Stored data entries:
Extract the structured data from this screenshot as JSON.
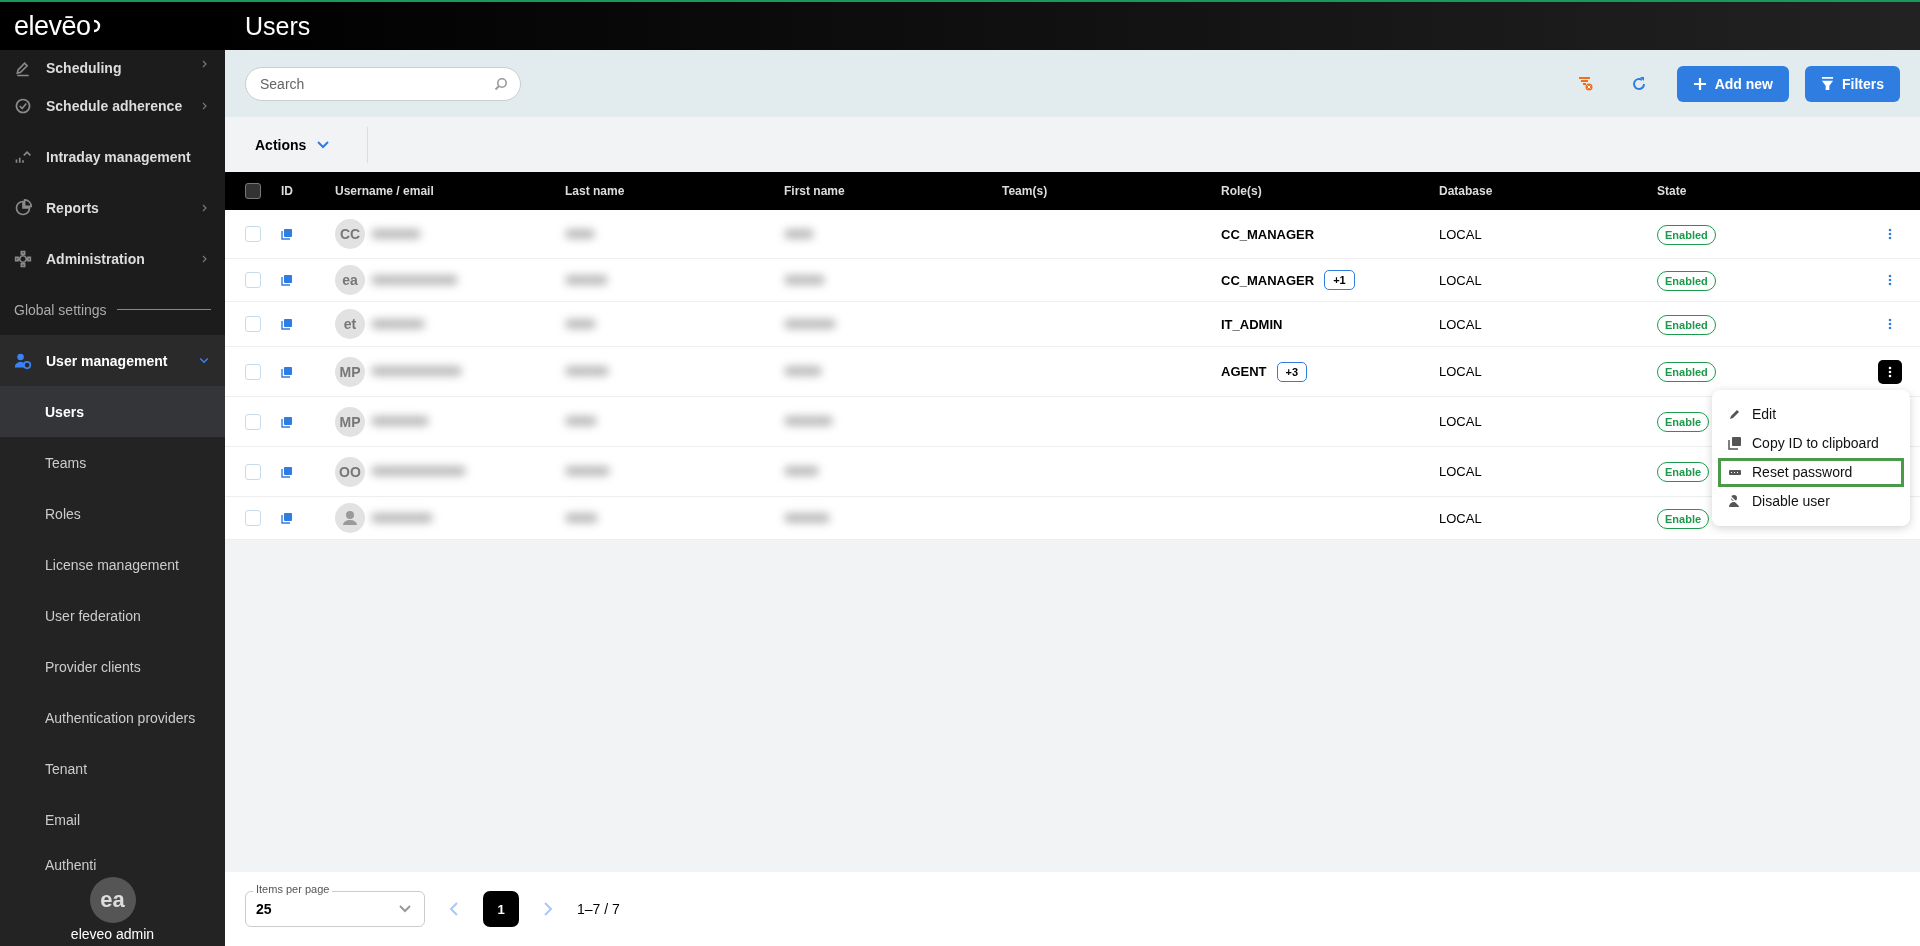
{
  "logo": "elevēo",
  "page_title": "Users",
  "sidebar": {
    "items": [
      {
        "label": "Scheduling",
        "expanded": false
      },
      {
        "label": "Schedule adherence",
        "expanded": false
      },
      {
        "label": "Intraday management"
      },
      {
        "label": "Reports",
        "expanded": false
      },
      {
        "label": "Administration",
        "expanded": false
      }
    ],
    "section": "Global settings",
    "group": {
      "label": "User management",
      "expanded": true,
      "children": [
        {
          "label": "Users",
          "selected": true
        },
        {
          "label": "Teams",
          "selected": false
        },
        {
          "label": "Roles",
          "selected": false
        },
        {
          "label": "License management",
          "selected": false
        },
        {
          "label": "User federation",
          "selected": false
        },
        {
          "label": "Provider clients",
          "selected": false
        },
        {
          "label": "Authentication providers",
          "selected": false
        },
        {
          "label": "Tenant",
          "selected": false
        },
        {
          "label": "Email",
          "selected": false
        },
        {
          "label": "Authenti",
          "selected": false
        }
      ]
    },
    "user": {
      "initials": "ea",
      "name": "eleveo admin"
    }
  },
  "search": {
    "placeholder": "Search"
  },
  "toolbar": {
    "add_label": "Add new",
    "filters_label": "Filters"
  },
  "actions_label": "Actions",
  "table": {
    "all_checked": false,
    "columns": [
      "ID",
      "Username / email",
      "Last name",
      "First name",
      "Team(s)",
      "Role(s)",
      "Database",
      "State"
    ],
    "rows": [
      {
        "checked": false,
        "avatar": "CC",
        "role": "CC_MANAGER",
        "database": "LOCAL",
        "state": "Enabled",
        "menu_open": false
      },
      {
        "checked": false,
        "avatar": "ea",
        "role": "CC_MANAGER",
        "extra": "+1",
        "database": "LOCAL",
        "state": "Enabled",
        "menu_open": false
      },
      {
        "checked": false,
        "avatar": "et",
        "role": "IT_ADMIN",
        "database": "LOCAL",
        "state": "Enabled",
        "menu_open": false
      },
      {
        "checked": false,
        "avatar": "MP",
        "role": "AGENT",
        "extra": "+3",
        "database": "LOCAL",
        "state": "Enabled",
        "menu_open": true
      },
      {
        "checked": false,
        "avatar": "MP",
        "database": "LOCAL",
        "state": "Enable"
      },
      {
        "checked": false,
        "avatar": "OO",
        "database": "LOCAL",
        "state": "Enable"
      },
      {
        "checked": false,
        "database": "LOCAL",
        "state": "Enable"
      }
    ]
  },
  "context_menu": [
    {
      "label": "Edit",
      "selected": false
    },
    {
      "label": "Copy ID to clipboard",
      "selected": false
    },
    {
      "label": "Reset password",
      "selected": true
    },
    {
      "label": "Disable user",
      "selected": false
    }
  ],
  "pagination": {
    "items_label": "Items per page",
    "items_value": "25",
    "page": "1",
    "range": "1–7 / 7"
  }
}
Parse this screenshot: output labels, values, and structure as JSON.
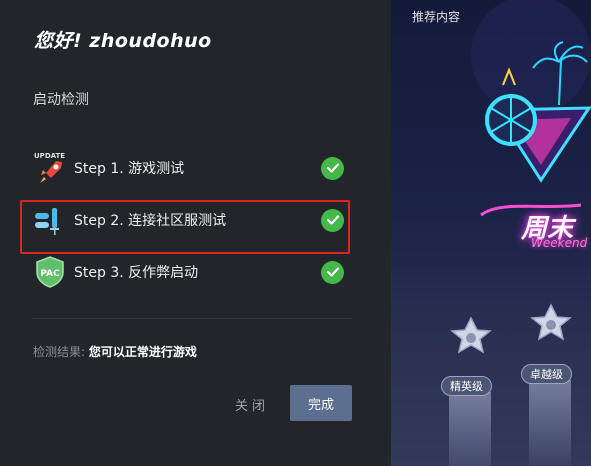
{
  "dialog": {
    "greeting": "您好! zhoudohuo",
    "section_title": "启动检测",
    "steps": [
      {
        "label": "Step 1. 游戏测试",
        "icon": "update-rocket-icon",
        "status": "passed",
        "badge_text": "UPDATE"
      },
      {
        "label": "Step 2. 连接社区服测试",
        "icon": "network-connection-icon",
        "status": "passed"
      },
      {
        "label": "Step 3. 反作弊启动",
        "icon": "pac-shield-icon",
        "status": "passed",
        "badge_text": "PAC"
      }
    ],
    "result_label": "检测结果:",
    "result_value": "您可以正常进行游戏",
    "close_label": "关闭",
    "done_label": "完成"
  },
  "promo": {
    "title": "推荐内容",
    "banner_title": "周末",
    "banner_subtitle": "Weekend",
    "tiers": [
      "精英级",
      "卓越级"
    ]
  },
  "colors": {
    "panel_bg": "#22252a",
    "check_green": "#46b84a",
    "highlight_red": "#e02424",
    "done_button": "#5c6f90"
  }
}
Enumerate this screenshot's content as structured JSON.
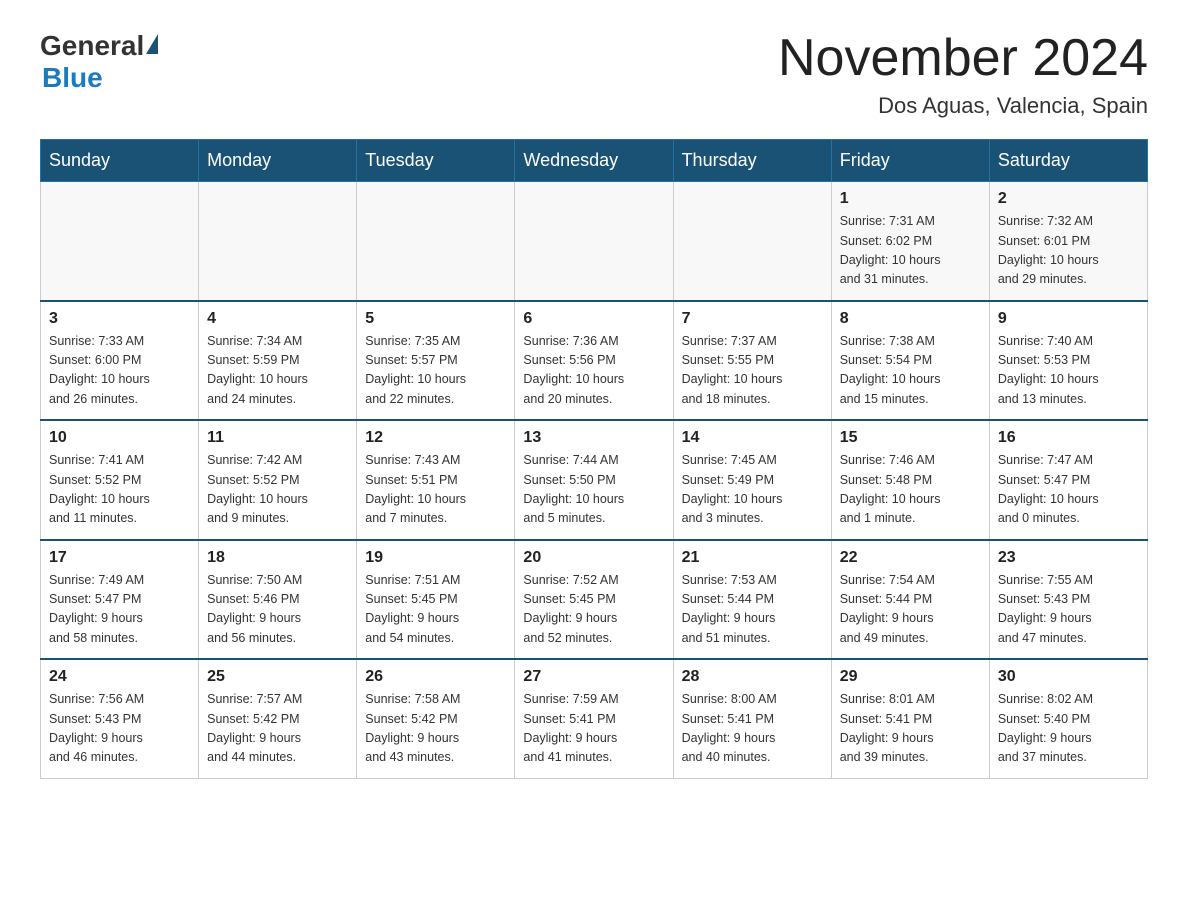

### TASK BRIEF
Return each line of the data, keeping its wording exact and omitting pictures.

### RESPONSE BELOW
Extract the structured data from this screenshot as JSON.
{
  "logo": "elevēo",
  "page_title": "Users",
  "sidebar": {
    "items": [
      {
        "label": "Scheduling",
        "expanded": false
      },
      {
        "label": "Schedule adherence",
        "expanded": false
      },
      {
        "label": "Intraday management"
      },
      {
        "label": "Reports",
        "expanded": false
      },
      {
        "label": "Administration",
        "expanded": false
      }
    ],
    "section": "Global settings",
    "group": {
      "label": "User management",
      "expanded": true,
      "children": [
        {
          "label": "Users",
          "selected": true
        },
        {
          "label": "Teams",
          "selected": false
        },
        {
          "label": "Roles",
          "selected": false
        },
        {
          "label": "License management",
          "selected": false
        },
        {
          "label": "User federation",
          "selected": false
        },
        {
          "label": "Provider clients",
          "selected": false
        },
        {
          "label": "Authentication providers",
          "selected": false
        },
        {
          "label": "Tenant",
          "selected": false
        },
        {
          "label": "Email",
          "selected": false
        },
        {
          "label": "Authenti",
          "selected": false
        }
      ]
    },
    "user": {
      "initials": "ea",
      "name": "eleveo admin"
    }
  },
  "search": {
    "placeholder": "Search"
  },
  "toolbar": {
    "add_label": "Add new",
    "filters_label": "Filters"
  },
  "actions_label": "Actions",
  "table": {
    "all_checked": false,
    "columns": [
      "ID",
      "Username / email",
      "Last name",
      "First name",
      "Team(s)",
      "Role(s)",
      "Database",
      "State"
    ],
    "rows": [
      {
        "checked": false,
        "avatar": "CC",
        "role": "CC_MANAGER",
        "database": "LOCAL",
        "state": "Enabled",
        "menu_open": false
      },
      {
        "checked": false,
        "avatar": "ea",
        "role": "CC_MANAGER",
        "extra": "+1",
        "database": "LOCAL",
        "state": "Enabled",
        "menu_open": false
      },
      {
        "checked": false,
        "avatar": "et",
        "role": "IT_ADMIN",
        "database": "LOCAL",
        "state": "Enabled",
        "menu_open": false
      },
      {
        "checked": false,
        "avatar": "MP",
        "role": "AGENT",
        "extra": "+3",
        "database": "LOCAL",
        "state": "Enabled",
        "menu_open": true
      },
      {
        "checked": false,
        "avatar": "MP",
        "database": "LOCAL",
        "state": "Enable"
      },
      {
        "checked": false,
        "avatar": "OO",
        "database": "LOCAL",
        "state": "Enable"
      },
      {
        "checked": false,
        "database": "LOCAL",
        "state": "Enable"
      }
    ]
  },
  "context_menu": [
    {
      "label": "Edit",
      "selected": false
    },
    {
      "label": "Copy ID to clipboard",
      "selected": false
    },
    {
      "label": "Reset password",
      "selected": true
    },
    {
      "label": "Disable user",
      "selected": false
    }
  ],
  "pagination": {
    "items_label": "Items per page",
    "items_value": "25",
    "page": "1",
    "range": "1–7 / 7"
  }
}
Parse this screenshot: output labels, values, and structure as JSON.
{
  "dialog": {
    "greeting": "您好! zhoudohuo",
    "section_title": "启动检测",
    "steps": [
      {
        "label": "Step 1. 游戏测试",
        "icon": "update-rocket-icon",
        "status": "passed",
        "badge_text": "UPDATE"
      },
      {
        "label": "Step 2. 连接社区服测试",
        "icon": "network-connection-icon",
        "status": "passed"
      },
      {
        "label": "Step 3. 反作弊启动",
        "icon": "pac-shield-icon",
        "status": "passed",
        "badge_text": "PAC"
      }
    ],
    "result_label": "检测结果:",
    "result_value": "您可以正常进行游戏",
    "close_label": "关闭",
    "done_label": "完成"
  },
  "promo": {
    "title": "推荐内容",
    "banner_title": "周末",
    "banner_subtitle": "Weekend",
    "tiers": [
      "精英级",
      "卓越级"
    ]
  },
  "colors": {
    "panel_bg": "#22252a",
    "check_green": "#46b84a",
    "highlight_red": "#e02424",
    "done_button": "#5c6f90"
  }
}
Enumerate this screenshot's content as structured JSON.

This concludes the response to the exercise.